STORED ROWS:

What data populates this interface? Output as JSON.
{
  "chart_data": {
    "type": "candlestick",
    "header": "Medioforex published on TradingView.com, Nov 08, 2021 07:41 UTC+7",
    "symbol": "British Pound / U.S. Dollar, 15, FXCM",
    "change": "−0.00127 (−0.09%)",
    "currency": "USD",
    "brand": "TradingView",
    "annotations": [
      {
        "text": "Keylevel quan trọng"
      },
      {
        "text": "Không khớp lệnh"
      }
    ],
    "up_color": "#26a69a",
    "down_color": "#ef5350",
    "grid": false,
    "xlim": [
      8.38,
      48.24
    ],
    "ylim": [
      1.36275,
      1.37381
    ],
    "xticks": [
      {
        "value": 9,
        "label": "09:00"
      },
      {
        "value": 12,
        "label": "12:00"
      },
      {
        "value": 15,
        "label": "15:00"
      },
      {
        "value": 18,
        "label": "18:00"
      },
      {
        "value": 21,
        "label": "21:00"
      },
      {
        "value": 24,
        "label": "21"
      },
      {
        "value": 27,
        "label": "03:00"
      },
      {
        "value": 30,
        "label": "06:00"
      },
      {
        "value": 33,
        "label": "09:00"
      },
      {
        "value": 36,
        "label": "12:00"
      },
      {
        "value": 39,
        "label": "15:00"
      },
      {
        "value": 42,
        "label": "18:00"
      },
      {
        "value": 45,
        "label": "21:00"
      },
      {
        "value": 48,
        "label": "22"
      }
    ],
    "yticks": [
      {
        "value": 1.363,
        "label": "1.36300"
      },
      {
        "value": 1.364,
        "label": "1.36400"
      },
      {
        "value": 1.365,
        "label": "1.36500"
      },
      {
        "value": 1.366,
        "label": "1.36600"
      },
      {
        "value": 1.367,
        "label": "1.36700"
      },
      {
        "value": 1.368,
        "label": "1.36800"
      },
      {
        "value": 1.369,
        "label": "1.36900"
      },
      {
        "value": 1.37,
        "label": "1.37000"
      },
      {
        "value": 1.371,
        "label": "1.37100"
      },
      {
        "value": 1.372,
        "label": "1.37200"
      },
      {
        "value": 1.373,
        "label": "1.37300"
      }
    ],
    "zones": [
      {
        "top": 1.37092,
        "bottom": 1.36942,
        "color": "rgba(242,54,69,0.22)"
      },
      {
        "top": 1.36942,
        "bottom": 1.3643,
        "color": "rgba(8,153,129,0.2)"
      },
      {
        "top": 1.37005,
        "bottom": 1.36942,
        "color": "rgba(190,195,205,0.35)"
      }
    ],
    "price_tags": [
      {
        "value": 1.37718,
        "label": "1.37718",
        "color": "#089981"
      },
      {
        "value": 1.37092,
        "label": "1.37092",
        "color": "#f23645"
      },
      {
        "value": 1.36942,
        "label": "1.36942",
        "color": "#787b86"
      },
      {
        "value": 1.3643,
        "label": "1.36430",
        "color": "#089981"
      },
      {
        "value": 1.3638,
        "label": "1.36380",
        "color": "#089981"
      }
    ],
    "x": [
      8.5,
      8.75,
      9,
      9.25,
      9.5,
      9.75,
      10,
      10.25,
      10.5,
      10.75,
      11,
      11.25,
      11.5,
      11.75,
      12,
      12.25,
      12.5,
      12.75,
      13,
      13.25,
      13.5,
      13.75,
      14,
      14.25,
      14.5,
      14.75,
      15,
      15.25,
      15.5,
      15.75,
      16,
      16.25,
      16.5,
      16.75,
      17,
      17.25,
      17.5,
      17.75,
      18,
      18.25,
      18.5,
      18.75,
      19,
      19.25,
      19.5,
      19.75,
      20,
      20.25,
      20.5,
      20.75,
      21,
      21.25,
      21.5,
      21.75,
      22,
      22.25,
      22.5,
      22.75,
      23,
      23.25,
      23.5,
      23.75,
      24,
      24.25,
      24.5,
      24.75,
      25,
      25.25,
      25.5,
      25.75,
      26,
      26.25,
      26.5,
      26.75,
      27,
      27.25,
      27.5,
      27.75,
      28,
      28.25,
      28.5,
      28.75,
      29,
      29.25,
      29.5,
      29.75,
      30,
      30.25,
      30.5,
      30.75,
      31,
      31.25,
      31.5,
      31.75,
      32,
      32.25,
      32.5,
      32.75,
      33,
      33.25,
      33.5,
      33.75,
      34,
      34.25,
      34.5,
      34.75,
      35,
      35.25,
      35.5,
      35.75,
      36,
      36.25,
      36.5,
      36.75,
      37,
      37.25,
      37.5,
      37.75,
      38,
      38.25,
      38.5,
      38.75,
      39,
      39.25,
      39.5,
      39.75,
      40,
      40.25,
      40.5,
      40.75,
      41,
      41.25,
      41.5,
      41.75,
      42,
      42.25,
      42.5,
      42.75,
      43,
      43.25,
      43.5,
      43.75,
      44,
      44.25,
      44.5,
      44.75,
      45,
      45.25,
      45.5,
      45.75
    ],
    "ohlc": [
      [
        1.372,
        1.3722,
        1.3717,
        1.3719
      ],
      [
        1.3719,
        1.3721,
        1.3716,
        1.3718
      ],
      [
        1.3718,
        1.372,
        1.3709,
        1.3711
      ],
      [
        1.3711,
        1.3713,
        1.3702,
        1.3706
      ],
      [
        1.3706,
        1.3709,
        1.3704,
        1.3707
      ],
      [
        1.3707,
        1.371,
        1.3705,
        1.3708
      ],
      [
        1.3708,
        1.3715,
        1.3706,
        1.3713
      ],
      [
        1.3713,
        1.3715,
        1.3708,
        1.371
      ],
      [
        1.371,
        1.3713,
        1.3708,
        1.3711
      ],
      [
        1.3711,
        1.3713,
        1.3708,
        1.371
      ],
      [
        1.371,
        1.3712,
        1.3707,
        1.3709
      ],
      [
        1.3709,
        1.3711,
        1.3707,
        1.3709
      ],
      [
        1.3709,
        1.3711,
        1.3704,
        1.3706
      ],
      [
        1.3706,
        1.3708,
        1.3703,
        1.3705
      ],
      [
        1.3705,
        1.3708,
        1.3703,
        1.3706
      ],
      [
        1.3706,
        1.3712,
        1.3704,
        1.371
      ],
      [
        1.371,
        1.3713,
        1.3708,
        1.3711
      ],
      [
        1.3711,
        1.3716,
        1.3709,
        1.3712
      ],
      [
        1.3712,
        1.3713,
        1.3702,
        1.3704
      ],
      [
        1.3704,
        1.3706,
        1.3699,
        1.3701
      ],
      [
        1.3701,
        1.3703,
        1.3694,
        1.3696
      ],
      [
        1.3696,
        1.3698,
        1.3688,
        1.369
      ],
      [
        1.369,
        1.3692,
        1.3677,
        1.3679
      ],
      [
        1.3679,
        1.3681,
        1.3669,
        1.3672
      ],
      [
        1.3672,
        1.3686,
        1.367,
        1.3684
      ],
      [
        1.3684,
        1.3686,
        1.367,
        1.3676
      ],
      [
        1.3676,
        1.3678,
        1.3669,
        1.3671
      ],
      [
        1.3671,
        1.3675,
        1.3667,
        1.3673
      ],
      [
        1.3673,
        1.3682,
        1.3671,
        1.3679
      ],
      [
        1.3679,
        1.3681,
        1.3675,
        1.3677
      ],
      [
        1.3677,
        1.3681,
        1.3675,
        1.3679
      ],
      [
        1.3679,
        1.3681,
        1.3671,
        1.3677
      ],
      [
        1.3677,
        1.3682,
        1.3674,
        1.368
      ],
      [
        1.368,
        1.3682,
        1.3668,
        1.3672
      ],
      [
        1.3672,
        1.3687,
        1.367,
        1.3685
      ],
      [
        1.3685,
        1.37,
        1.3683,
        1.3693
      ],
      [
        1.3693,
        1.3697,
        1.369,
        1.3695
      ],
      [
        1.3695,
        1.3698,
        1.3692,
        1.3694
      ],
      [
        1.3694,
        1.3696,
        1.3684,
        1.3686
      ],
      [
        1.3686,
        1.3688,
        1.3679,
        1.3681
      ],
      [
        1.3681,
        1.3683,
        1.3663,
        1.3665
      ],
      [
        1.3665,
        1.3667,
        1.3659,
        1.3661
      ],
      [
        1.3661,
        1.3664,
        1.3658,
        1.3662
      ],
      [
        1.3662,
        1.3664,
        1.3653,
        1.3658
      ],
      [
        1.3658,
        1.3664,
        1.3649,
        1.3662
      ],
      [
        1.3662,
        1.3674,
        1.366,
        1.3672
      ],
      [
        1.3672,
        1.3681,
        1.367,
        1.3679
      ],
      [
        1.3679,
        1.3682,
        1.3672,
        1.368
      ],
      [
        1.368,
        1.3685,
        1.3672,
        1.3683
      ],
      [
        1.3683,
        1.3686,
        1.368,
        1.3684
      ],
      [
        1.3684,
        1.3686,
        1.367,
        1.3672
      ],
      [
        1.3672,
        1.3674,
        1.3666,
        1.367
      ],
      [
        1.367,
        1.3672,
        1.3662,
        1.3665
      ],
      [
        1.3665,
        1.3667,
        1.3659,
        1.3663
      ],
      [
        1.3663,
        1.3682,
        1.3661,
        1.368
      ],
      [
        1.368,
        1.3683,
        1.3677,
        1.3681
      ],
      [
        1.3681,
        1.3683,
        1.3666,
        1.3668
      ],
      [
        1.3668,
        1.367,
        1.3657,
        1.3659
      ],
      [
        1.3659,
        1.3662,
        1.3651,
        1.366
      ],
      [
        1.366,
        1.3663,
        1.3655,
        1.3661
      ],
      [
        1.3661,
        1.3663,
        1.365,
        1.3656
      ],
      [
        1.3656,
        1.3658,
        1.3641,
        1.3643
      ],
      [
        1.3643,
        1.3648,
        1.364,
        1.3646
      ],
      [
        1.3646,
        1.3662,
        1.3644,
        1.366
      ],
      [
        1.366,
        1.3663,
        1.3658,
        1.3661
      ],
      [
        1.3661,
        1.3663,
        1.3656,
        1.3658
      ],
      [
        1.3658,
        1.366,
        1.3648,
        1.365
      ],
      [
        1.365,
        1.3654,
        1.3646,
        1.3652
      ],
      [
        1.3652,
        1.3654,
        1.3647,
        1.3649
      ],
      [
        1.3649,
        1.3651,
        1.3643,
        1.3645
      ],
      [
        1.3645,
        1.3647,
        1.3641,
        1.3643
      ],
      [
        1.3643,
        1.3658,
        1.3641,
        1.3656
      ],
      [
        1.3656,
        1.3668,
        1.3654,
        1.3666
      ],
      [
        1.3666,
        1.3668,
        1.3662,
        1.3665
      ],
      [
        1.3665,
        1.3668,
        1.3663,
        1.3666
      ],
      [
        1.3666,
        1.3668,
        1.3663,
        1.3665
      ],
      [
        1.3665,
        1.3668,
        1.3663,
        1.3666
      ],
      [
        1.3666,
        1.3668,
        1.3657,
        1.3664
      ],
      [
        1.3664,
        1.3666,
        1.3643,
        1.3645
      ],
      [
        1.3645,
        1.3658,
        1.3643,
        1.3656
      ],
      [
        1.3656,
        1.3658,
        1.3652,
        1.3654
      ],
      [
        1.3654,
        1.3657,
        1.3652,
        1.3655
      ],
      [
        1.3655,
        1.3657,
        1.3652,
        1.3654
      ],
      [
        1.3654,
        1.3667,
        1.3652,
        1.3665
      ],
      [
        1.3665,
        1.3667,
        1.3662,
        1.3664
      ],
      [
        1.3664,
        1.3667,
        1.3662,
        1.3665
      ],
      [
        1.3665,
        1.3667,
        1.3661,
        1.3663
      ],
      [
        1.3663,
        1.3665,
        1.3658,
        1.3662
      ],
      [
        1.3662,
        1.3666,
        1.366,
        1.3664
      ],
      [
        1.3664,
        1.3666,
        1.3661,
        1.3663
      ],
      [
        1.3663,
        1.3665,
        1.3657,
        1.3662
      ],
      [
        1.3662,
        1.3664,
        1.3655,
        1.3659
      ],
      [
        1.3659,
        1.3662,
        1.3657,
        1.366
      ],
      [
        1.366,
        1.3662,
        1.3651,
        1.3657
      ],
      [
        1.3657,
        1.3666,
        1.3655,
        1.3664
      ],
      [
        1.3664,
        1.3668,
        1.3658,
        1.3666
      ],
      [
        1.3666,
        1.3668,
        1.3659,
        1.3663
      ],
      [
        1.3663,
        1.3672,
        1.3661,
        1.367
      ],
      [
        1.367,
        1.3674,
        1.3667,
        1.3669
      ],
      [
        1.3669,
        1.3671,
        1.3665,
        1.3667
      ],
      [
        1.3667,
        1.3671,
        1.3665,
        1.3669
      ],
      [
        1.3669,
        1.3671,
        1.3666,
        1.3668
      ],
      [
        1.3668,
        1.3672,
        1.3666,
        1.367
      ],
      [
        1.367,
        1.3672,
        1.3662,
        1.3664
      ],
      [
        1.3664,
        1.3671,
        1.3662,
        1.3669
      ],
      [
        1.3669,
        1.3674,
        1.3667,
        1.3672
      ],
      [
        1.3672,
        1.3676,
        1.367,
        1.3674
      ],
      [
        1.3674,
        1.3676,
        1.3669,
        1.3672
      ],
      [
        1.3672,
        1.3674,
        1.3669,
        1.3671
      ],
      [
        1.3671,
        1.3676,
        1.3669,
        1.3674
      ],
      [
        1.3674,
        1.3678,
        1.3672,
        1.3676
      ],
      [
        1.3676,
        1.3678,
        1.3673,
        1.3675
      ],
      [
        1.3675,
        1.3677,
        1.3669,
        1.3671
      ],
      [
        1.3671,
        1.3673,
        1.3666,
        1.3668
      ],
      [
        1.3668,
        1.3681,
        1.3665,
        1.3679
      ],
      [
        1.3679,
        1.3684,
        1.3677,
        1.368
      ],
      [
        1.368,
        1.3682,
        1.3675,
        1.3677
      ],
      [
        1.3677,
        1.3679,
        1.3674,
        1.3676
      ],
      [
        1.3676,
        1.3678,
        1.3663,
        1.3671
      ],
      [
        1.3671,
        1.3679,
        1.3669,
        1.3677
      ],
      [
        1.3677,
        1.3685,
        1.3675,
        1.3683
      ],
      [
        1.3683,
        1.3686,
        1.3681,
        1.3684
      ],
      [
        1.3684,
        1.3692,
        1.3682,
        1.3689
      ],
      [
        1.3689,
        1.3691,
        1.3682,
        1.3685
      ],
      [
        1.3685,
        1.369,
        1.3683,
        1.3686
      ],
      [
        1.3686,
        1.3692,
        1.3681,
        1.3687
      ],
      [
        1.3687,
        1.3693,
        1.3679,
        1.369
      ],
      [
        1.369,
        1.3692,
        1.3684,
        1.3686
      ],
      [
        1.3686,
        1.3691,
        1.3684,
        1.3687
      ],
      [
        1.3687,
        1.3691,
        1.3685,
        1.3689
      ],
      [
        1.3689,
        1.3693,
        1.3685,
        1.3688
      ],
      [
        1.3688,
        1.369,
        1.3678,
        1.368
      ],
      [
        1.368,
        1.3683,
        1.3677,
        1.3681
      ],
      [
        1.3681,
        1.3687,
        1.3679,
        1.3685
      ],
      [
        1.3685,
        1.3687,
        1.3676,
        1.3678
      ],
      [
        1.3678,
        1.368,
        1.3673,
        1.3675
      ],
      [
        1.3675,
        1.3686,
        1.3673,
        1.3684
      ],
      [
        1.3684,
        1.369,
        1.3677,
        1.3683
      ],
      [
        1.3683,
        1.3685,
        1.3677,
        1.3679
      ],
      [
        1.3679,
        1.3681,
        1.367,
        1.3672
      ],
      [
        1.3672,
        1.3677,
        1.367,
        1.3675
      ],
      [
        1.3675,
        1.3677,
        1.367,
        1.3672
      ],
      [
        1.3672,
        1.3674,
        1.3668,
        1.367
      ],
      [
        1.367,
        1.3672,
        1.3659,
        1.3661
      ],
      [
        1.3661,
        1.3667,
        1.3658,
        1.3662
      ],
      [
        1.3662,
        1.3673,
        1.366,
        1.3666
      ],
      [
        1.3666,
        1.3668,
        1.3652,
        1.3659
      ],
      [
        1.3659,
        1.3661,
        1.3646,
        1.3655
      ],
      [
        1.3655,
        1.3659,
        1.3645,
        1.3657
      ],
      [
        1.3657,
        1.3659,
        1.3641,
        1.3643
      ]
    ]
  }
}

WRITTEN TASK: In the records above, find each line that holds the word "text"; copy all such lines.

THE RESPONSE:
        "text": "Keylevel quan trọng"
        "text": "Không khớp lệnh"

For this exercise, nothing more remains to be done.